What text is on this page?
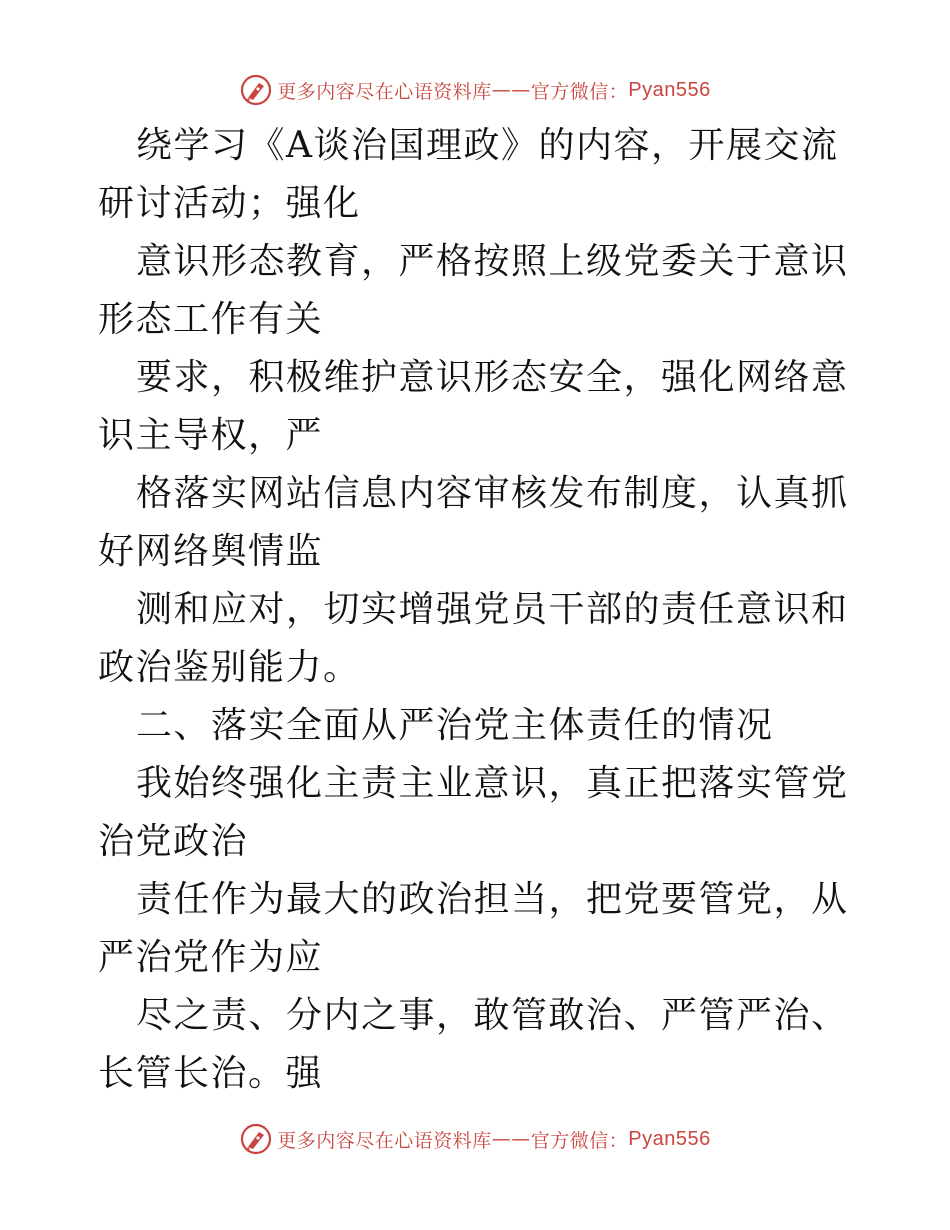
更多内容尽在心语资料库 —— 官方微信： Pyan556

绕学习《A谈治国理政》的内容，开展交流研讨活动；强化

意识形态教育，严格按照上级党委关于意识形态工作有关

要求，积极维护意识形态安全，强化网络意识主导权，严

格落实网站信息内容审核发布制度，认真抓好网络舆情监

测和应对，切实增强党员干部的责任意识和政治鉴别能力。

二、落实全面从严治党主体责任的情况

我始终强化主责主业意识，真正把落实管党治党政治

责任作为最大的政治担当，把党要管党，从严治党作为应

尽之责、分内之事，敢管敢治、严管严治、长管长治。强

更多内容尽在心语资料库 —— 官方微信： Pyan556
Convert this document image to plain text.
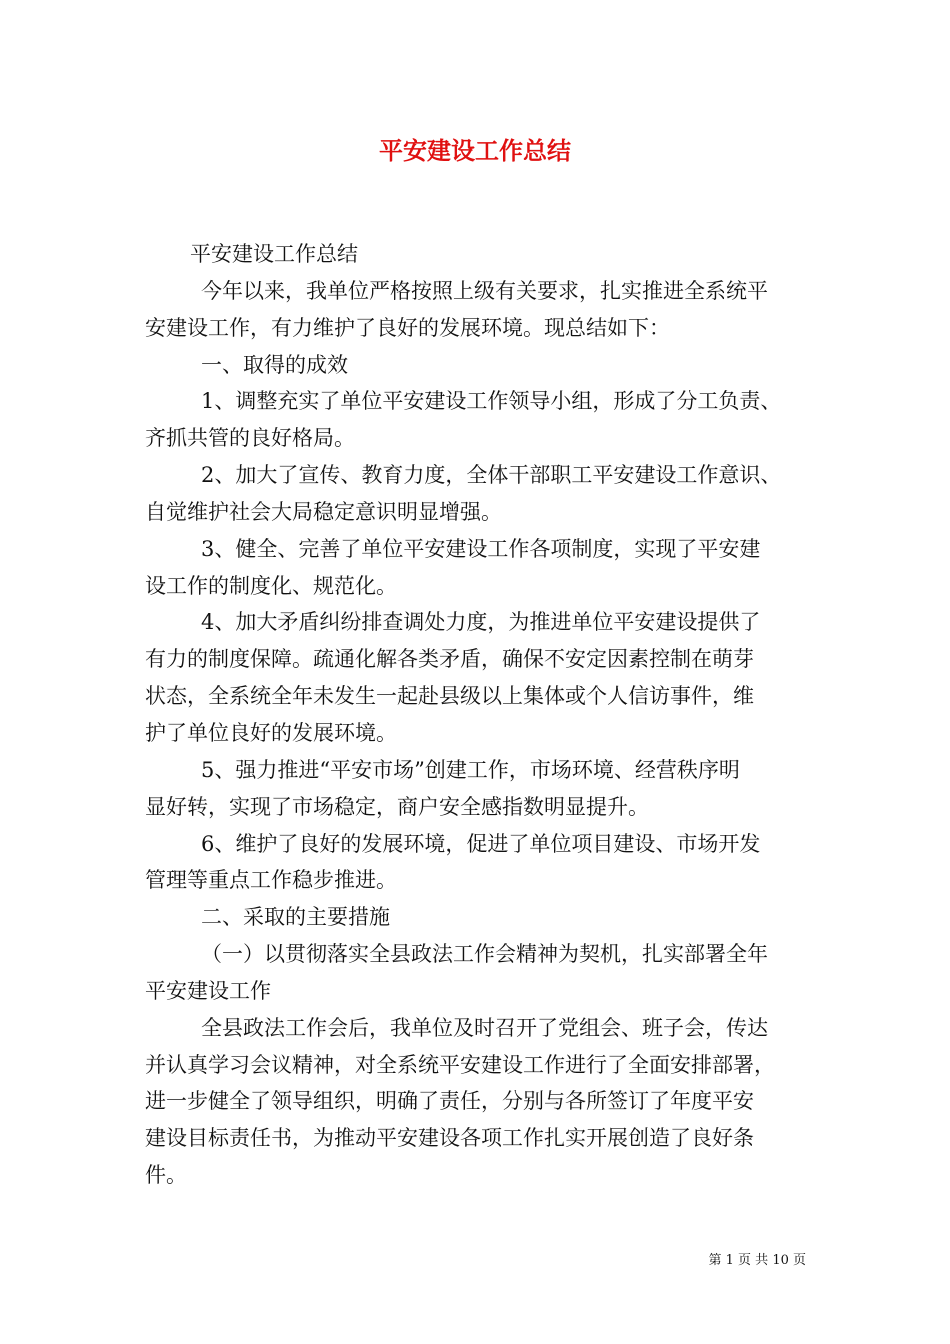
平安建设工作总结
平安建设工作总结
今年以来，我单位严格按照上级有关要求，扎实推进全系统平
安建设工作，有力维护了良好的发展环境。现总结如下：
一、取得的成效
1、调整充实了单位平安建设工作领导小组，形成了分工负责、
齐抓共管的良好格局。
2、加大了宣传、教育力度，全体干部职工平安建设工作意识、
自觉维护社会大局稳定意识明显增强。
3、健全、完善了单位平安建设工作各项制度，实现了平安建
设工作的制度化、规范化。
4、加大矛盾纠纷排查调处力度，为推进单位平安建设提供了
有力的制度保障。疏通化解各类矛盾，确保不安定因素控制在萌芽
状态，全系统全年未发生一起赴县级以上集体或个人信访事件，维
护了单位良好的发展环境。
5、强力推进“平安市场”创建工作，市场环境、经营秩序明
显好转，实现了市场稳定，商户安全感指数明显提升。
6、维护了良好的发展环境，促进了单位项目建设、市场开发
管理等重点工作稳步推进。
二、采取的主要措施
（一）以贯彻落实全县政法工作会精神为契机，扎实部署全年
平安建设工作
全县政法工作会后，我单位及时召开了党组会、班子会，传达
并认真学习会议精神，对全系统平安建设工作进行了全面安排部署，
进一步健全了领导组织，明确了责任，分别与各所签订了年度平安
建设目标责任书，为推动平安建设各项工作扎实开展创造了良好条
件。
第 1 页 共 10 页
* * *
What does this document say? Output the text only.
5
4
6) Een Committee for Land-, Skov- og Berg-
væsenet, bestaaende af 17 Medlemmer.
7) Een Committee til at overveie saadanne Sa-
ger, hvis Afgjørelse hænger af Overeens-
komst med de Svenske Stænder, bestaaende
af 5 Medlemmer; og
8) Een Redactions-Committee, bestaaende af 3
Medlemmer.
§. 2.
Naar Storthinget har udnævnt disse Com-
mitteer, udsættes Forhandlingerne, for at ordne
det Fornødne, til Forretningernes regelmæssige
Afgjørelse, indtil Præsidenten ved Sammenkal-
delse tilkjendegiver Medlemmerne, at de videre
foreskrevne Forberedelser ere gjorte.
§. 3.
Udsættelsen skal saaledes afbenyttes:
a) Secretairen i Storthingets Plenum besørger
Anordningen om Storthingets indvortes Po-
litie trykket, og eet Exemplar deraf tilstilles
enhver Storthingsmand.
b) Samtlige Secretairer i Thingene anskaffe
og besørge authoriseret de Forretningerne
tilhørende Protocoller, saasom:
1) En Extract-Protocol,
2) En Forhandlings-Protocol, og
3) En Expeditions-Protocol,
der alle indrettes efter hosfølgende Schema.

SHORT EXERCISE =>
Find the word "Storthingets" in the material, then list each line that holds it.

SOLUTION =>
a) Secretairen i Storthingets Plenum besørger
Anordningen om Storthingets indvortes Po-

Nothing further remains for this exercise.